Job - Extract the lines that hold the string "Dose".

★ ★ ★

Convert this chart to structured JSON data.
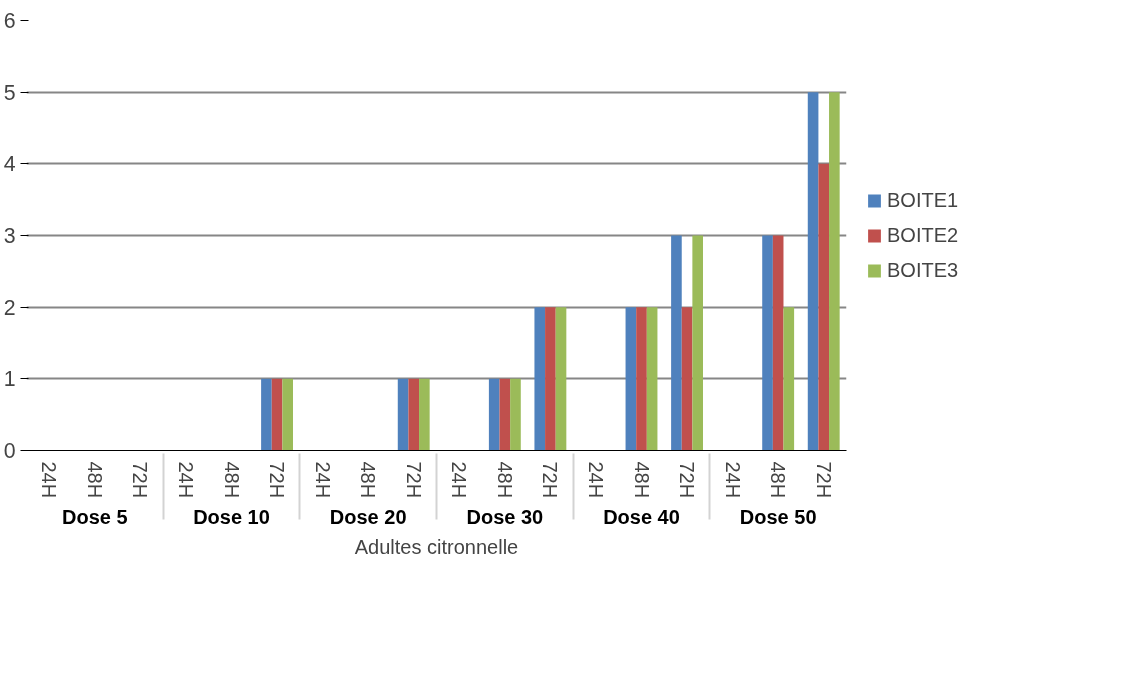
{
  "chart_data": {
    "type": "bar",
    "xlabel": "Adultes citronnelle",
    "categories": [
      "24H",
      "48H",
      "72H",
      "24H",
      "48H",
      "72H",
      "24H",
      "48H",
      "72H",
      "24H",
      "48H",
      "72H",
      "24H",
      "48H",
      "72H",
      "24H",
      "48H",
      "72H"
    ],
    "annotations": [
      "Dose 5",
      "Dose 10",
      "Dose 20",
      "Dose 30",
      "Dose 40",
      "Dose 50"
    ],
    "series": [
      {
        "name": "BOITE1",
        "color": "#4f81bd",
        "values": [
          0,
          0,
          0,
          0,
          0,
          1,
          0,
          0,
          1,
          0,
          1,
          2,
          0,
          2,
          3,
          0,
          3,
          5
        ]
      },
      {
        "name": "BOITE2",
        "color": "#c0504d",
        "values": [
          0,
          0,
          0,
          0,
          0,
          1,
          0,
          0,
          1,
          0,
          1,
          2,
          0,
          2,
          2,
          0,
          3,
          4
        ]
      },
      {
        "name": "BOITE3",
        "color": "#9bbb59",
        "values": [
          0,
          0,
          0,
          0,
          0,
          1,
          0,
          0,
          1,
          0,
          1,
          2,
          0,
          2,
          3,
          0,
          2,
          5
        ]
      }
    ],
    "ylim": [
      0,
      6
    ],
    "yticks": [
      0,
      1,
      2,
      3,
      4,
      5,
      6
    ],
    "grid": "y",
    "legend": "right"
  }
}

★ ★ ★

Answer to the exercise -
      "Dose 5",
      "Dose 10",
      "Dose 20",
      "Dose 30",
      "Dose 40",
      "Dose 50"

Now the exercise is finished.